Pick out the lines below with "title" and list them.

————

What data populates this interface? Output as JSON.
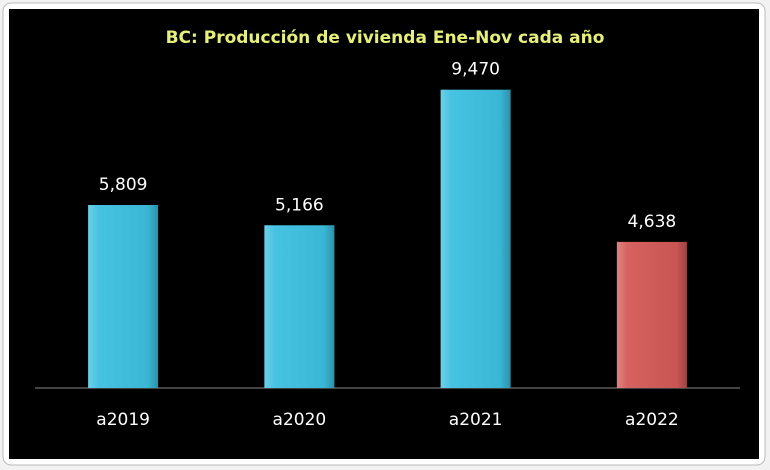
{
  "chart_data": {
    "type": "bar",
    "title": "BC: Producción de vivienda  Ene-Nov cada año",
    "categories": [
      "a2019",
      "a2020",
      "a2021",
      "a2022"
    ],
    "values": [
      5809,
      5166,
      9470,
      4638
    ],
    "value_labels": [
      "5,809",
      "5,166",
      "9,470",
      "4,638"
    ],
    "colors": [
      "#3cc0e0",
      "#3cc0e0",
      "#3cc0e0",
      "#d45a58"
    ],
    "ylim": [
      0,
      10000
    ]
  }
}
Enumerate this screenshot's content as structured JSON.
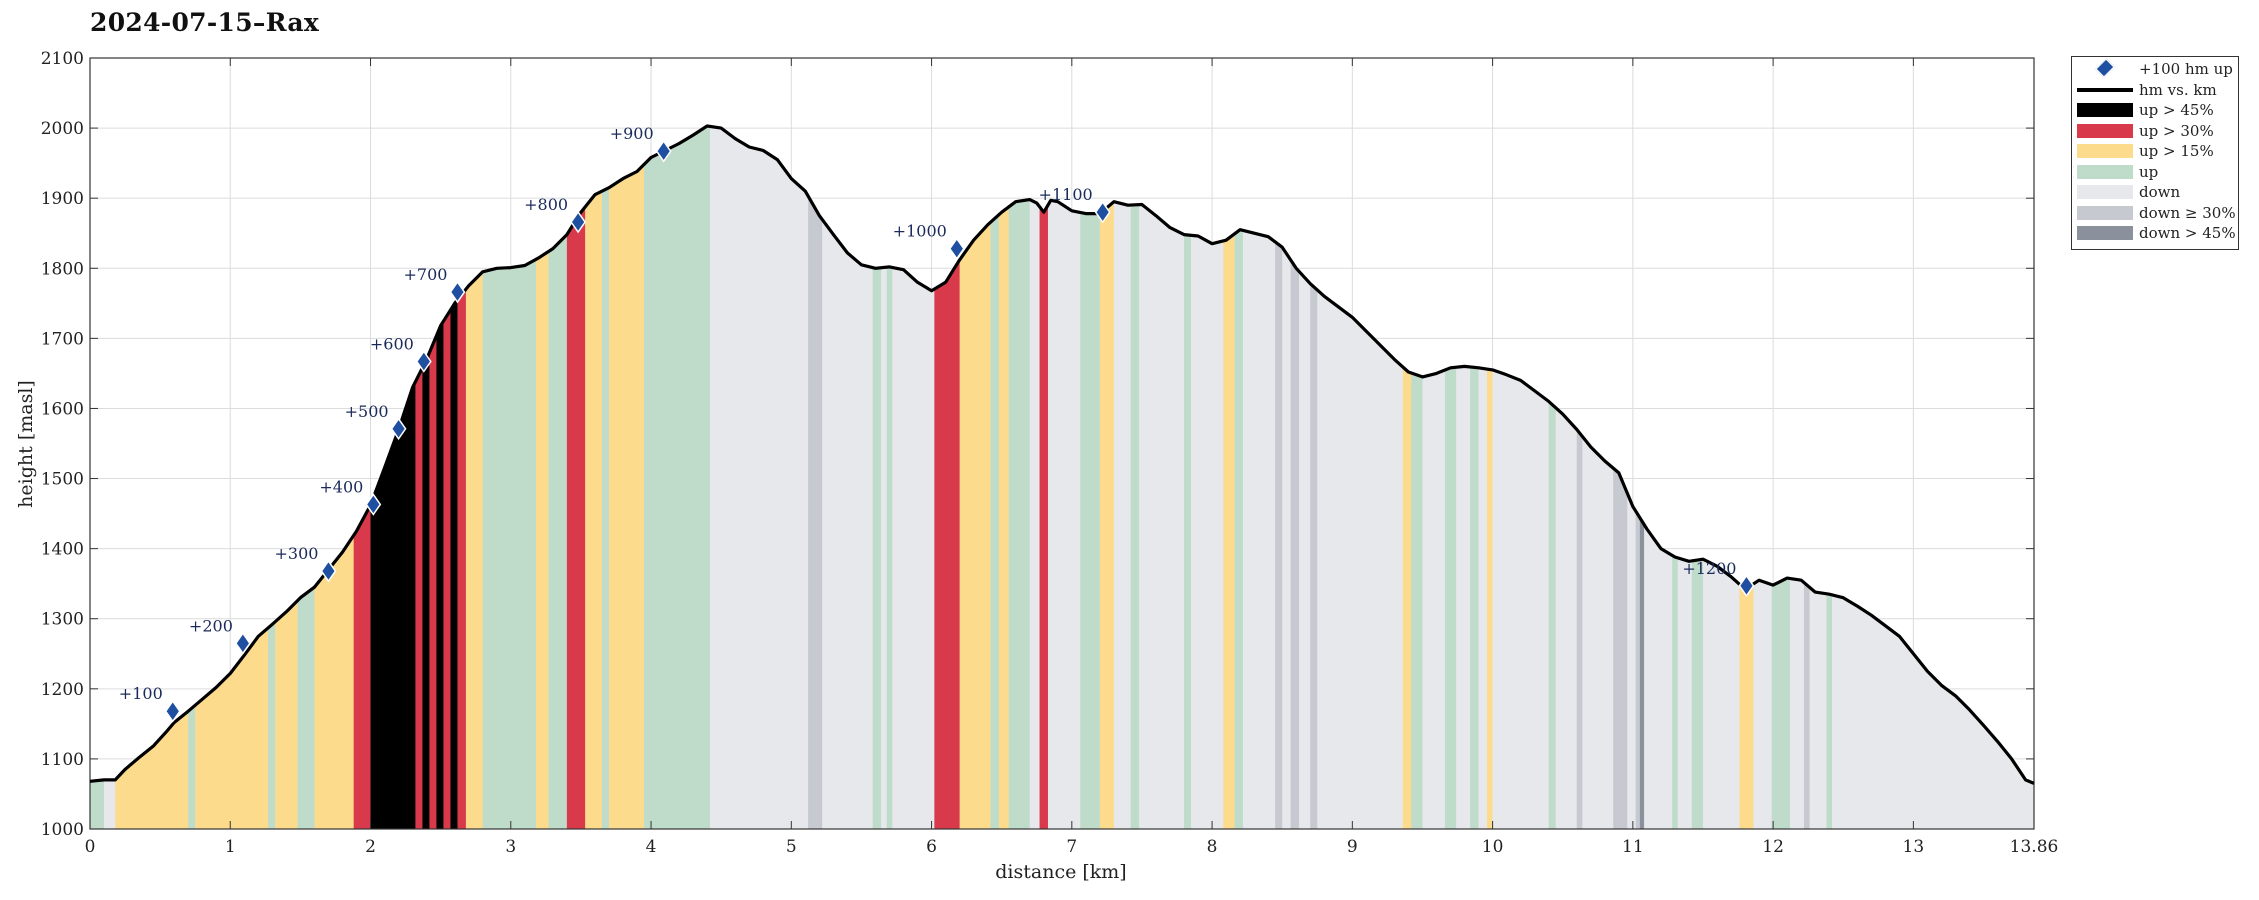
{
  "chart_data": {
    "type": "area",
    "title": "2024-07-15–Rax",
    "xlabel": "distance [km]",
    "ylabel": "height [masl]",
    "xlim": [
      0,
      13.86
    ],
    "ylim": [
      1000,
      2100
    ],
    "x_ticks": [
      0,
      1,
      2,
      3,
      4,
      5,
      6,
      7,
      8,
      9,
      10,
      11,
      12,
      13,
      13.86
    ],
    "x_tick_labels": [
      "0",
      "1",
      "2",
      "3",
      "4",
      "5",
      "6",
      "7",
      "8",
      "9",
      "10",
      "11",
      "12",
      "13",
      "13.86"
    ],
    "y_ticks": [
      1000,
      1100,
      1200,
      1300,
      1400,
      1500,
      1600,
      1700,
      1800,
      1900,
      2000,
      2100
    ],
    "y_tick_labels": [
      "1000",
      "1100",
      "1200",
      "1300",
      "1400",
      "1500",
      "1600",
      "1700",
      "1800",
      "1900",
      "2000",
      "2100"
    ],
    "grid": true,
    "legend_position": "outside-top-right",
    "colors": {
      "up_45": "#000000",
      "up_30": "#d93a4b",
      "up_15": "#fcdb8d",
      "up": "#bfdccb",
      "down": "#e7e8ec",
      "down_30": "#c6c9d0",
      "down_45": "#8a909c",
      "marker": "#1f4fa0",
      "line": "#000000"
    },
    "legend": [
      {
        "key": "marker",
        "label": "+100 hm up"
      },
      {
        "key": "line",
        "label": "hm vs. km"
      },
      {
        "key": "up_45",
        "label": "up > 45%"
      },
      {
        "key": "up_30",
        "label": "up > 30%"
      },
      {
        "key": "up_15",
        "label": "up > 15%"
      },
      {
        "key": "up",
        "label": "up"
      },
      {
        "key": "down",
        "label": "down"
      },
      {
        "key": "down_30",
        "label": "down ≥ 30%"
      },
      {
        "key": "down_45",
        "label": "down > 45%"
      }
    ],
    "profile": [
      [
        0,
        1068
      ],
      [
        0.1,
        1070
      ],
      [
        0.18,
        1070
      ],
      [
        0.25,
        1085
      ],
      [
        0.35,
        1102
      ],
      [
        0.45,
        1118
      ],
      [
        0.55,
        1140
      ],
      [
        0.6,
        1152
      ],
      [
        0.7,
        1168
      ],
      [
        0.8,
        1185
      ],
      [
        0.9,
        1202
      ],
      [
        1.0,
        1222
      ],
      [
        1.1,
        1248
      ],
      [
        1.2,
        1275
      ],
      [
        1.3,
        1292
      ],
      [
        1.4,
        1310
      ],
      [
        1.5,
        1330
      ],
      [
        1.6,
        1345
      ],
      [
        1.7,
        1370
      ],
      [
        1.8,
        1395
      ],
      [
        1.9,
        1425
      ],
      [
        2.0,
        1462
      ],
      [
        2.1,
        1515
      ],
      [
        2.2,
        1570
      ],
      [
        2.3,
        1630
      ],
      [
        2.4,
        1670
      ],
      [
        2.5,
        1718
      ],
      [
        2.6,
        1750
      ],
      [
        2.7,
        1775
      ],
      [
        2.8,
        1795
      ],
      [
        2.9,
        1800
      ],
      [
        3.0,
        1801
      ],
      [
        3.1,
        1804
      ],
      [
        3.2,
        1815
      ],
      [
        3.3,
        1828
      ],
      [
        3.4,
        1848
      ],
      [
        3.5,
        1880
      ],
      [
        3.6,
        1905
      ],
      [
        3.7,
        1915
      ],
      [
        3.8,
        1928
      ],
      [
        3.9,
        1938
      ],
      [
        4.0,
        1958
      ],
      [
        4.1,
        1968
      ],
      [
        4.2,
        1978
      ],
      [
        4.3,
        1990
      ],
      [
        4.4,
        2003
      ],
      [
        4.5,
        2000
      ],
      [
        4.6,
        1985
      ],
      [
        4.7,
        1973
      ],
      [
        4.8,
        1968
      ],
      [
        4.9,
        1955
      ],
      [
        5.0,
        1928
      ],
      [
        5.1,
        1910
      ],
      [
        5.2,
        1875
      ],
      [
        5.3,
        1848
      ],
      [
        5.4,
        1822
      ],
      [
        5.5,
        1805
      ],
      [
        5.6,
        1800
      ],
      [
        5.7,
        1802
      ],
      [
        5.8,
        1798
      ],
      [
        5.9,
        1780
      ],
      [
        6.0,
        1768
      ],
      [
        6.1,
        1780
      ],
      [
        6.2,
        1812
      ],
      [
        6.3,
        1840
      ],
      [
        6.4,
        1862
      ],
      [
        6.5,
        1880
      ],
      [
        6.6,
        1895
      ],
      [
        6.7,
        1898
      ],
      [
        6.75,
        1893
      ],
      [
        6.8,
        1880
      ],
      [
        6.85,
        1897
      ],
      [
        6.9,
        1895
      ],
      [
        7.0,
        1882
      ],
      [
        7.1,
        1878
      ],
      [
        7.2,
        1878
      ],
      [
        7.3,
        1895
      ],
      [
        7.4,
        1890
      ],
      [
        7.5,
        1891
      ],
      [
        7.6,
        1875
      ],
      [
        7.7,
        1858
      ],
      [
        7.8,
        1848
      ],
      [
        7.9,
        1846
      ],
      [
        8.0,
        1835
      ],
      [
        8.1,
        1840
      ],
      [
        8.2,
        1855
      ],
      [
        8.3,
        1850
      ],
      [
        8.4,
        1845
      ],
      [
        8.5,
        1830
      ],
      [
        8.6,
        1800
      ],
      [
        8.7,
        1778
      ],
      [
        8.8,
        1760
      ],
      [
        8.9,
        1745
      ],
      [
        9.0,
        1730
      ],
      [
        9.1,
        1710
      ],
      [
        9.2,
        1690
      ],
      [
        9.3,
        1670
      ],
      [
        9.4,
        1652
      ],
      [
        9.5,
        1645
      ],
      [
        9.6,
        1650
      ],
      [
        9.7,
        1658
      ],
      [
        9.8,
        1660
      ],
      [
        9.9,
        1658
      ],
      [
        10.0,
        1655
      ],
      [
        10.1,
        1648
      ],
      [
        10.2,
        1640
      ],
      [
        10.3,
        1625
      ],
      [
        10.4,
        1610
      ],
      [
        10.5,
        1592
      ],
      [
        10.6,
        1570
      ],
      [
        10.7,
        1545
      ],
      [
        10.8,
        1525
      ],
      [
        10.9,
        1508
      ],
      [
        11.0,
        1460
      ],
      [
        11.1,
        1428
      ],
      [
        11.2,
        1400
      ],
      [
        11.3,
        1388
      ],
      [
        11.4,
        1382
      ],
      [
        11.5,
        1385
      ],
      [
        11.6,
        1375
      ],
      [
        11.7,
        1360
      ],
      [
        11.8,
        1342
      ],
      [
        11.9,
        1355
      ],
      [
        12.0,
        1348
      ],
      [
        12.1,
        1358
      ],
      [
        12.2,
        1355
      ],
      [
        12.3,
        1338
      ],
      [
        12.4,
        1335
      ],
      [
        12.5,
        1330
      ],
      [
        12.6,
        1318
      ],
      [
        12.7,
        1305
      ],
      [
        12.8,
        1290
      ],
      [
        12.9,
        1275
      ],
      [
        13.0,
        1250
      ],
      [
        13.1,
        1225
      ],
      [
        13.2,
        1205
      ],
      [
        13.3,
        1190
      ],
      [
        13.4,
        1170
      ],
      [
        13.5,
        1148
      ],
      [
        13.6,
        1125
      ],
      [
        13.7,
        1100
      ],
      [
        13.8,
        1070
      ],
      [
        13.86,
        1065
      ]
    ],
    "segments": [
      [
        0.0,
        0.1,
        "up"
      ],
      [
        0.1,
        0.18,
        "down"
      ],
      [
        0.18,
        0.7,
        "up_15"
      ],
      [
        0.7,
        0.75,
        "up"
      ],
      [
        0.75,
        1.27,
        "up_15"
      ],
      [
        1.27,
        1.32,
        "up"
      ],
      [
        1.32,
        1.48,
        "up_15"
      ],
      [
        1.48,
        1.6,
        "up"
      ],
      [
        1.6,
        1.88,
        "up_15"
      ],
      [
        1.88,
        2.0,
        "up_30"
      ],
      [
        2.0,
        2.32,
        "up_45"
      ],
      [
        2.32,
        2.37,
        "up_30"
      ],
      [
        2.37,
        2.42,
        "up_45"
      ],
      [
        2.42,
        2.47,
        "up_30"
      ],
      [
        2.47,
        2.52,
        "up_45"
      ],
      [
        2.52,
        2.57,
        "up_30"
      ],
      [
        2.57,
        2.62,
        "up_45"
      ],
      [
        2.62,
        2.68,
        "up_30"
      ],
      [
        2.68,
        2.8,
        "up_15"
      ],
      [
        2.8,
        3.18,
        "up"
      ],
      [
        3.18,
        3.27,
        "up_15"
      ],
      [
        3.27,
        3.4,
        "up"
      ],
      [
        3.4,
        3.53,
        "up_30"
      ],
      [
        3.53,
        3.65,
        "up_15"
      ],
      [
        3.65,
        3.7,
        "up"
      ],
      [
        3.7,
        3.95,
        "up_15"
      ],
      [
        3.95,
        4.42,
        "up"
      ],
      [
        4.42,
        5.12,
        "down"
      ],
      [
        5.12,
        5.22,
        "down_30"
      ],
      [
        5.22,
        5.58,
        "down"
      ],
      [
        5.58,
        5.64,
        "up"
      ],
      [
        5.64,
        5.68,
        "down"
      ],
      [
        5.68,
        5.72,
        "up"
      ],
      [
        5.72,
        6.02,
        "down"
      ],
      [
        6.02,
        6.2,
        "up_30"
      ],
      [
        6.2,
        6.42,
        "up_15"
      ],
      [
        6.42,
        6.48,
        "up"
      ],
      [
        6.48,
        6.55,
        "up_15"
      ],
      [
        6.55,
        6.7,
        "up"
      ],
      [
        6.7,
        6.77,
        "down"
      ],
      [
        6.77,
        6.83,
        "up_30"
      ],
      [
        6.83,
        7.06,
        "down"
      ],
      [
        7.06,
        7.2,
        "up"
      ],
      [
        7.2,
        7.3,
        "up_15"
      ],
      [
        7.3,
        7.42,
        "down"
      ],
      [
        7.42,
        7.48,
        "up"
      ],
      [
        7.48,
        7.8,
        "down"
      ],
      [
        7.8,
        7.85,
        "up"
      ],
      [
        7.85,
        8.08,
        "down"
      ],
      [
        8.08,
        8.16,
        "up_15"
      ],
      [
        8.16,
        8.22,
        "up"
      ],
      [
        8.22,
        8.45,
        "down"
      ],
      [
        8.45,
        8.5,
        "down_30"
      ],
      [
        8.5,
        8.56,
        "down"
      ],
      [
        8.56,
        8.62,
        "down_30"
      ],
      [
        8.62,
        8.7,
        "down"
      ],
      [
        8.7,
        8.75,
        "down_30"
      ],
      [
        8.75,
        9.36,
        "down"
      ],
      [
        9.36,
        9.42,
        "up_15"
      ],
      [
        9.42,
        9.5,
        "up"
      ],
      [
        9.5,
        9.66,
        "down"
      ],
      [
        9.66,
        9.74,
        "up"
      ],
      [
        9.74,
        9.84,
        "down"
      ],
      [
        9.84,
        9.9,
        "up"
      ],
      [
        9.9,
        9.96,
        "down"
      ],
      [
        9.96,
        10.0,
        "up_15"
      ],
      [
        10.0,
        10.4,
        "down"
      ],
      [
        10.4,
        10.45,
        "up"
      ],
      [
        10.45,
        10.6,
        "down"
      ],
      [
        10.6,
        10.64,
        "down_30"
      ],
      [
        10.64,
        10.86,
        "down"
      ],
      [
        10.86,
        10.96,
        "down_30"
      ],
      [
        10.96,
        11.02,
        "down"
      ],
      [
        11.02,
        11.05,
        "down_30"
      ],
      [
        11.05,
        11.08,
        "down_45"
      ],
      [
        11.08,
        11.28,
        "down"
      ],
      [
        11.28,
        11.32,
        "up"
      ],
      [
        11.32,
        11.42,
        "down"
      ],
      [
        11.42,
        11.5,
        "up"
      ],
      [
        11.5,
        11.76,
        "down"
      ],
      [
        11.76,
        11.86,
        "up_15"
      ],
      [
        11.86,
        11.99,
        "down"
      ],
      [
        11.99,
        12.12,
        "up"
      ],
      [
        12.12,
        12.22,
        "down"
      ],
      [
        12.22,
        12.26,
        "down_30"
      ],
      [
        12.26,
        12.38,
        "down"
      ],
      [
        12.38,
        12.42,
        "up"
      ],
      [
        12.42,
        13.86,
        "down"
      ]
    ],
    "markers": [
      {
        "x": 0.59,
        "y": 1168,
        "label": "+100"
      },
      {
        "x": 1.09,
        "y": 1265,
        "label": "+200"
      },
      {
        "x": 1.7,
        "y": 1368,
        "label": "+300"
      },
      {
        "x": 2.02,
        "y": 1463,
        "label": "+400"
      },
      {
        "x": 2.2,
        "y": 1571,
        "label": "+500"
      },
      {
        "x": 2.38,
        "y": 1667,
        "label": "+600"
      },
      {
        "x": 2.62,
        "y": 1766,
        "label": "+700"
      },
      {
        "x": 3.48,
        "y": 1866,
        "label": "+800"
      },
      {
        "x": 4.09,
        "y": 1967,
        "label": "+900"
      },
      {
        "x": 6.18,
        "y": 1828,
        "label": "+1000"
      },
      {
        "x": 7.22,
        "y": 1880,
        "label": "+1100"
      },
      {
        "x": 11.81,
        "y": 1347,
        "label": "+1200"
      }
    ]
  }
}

————

**Solved problem**
    "title": "BC: Producción de vivienda  Ene-Nov cada año",
    "title": "2024-07-15–Rax",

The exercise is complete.